■ Requirements
Write out the material exactly, with the pictures left out.

■ Data entries
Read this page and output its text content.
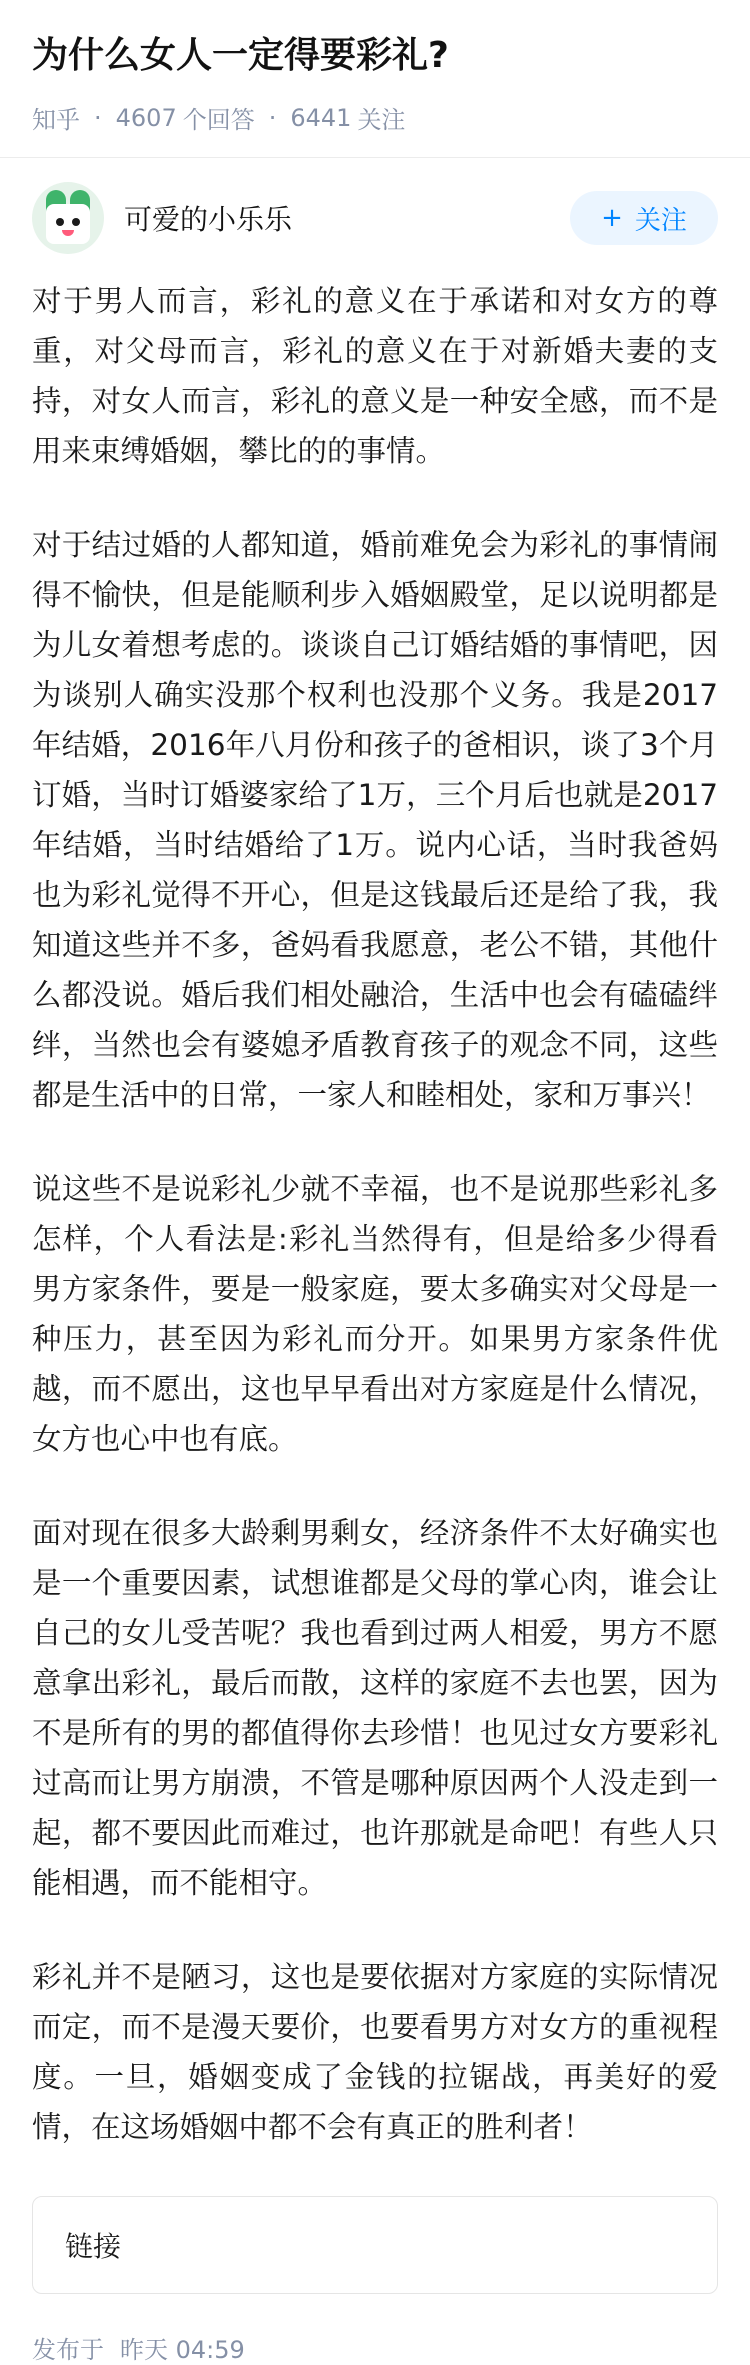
为什么女人一定得要彩礼?
知乎 · 4607 个回答 · 6441 关注
可爱的小乐乐	+ 关注

对于男人而言，彩礼的意义在于承诺和对女方的尊重，对父母而言，彩礼的意义在于对新婚夫妻的支持，对女人而言，彩礼的意义是一种安全感，而不是用来束缚婚姻，攀比的的事情。

对于结过婚的人都知道，婚前难免会为彩礼的事情闹得不愉快，但是能顺利步入婚姻殿堂，足以说明都是为儿女着想考虑的。谈谈自己订婚结婚的事情吧，因为谈别人确实没那个权利也没那个义务。我是2017年结婚，2016年八月份和孩子的爸相识，谈了3个月订婚，当时订婚婆家给了1万，三个月后也就是2017年结婚，当时结婚给了1万。说内心话，当时我爸妈也为彩礼觉得不开心，但是这钱最后还是给了我，我知道这些并不多，爸妈看我愿意，老公不错，其他什么都没说。婚后我们相处融洽，生活中也会有磕磕绊绊，当然也会有婆媳矛盾教育孩子的观念不同，这些都是生活中的日常，一家人和睦相处，家和万事兴！

说这些不是说彩礼少就不幸福，也不是说那些彩礼多怎样，个人看法是:彩礼当然得有，但是给多少得看男方家条件，要是一般家庭，要太多确实对父母是一种压力，甚至因为彩礼而分开。如果男方家条件优越，而不愿出，这也早早看出对方家庭是什么情况，女方也心中也有底。

面对现在很多大龄剩男剩女，经济条件不太好确实也是一个重要因素，试想谁都是父母的掌心肉，谁会让自己的女儿受苦呢？我也看到过两人相爱，男方不愿意拿出彩礼，最后而散，这样的家庭不去也罢，因为不是所有的男的都值得你去珍惜！也见过女方要彩礼过高而让男方崩溃，不管是哪种原因两个人没走到一起，都不要因此而难过，也许那就是命吧！有些人只能相遇，而不能相守。

彩礼并不是陋习，这也是要依据对方家庭的实际情况而定，而不是漫天要价，也要看男方对女方的重视程度。一旦，婚姻变成了金钱的拉锯战，再美好的爱情，在这场婚姻中都不会有真正的胜利者！

链接
发布于 昨天 04:59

■ Answer to the task
Read this page and output its text content.
为什么女人一定得要彩礼?
知乎 · 4607 个回答 · 6441 关注
可爱的小乐乐	+ 关注

对于男人而言，彩礼的意义在于承诺和对女方的尊重，对父母而言，彩礼的意义在于对新婚夫妻的支持，对女人而言，彩礼的意义是一种安全感，而不是用来束缚婚姻，攀比的的事情。

对于结过婚的人都知道，婚前难免会为彩礼的事情闹得不愉快，但是能顺利步入婚姻殿堂，足以说明都是为儿女着想考虑的。谈谈自己订婚结婚的事情吧，因为谈别人确实没那个权利也没那个义务。我是2017年结婚，2016年八月份和孩子的爸相识，谈了3个月订婚，当时订婚婆家给了1万，三个月后也就是2017年结婚，当时结婚给了1万。说内心话，当时我爸妈也为彩礼觉得不开心，但是这钱最后还是给了我，我知道这些并不多，爸妈看我愿意，老公不错，其他什么都没说。婚后我们相处融洽，生活中也会有磕磕绊绊，当然也会有婆媳矛盾教育孩子的观念不同，这些都是生活中的日常，一家人和睦相处，家和万事兴！

说这些不是说彩礼少就不幸福，也不是说那些彩礼多怎样，个人看法是:彩礼当然得有，但是给多少得看男方家条件，要是一般家庭，要太多确实对父母是一种压力，甚至因为彩礼而分开。如果男方家条件优越，而不愿出，这也早早看出对方家庭是什么情况，女方也心中也有底。

面对现在很多大龄剩男剩女，经济条件不太好确实也是一个重要因素，试想谁都是父母的掌心肉，谁会让自己的女儿受苦呢？我也看到过两人相爱，男方不愿意拿出彩礼，最后而散，这样的家庭不去也罢，因为不是所有的男的都值得你去珍惜！也见过女方要彩礼过高而让男方崩溃，不管是哪种原因两个人没走到一起，都不要因此而难过，也许那就是命吧！有些人只能相遇，而不能相守。

彩礼并不是陋习，这也是要依据对方家庭的实际情况而定，而不是漫天要价，也要看男方对女方的重视程度。一旦，婚姻变成了金钱的拉锯战，再美好的爱情，在这场婚姻中都不会有真正的胜利者！

链接
发布于 昨天 04:59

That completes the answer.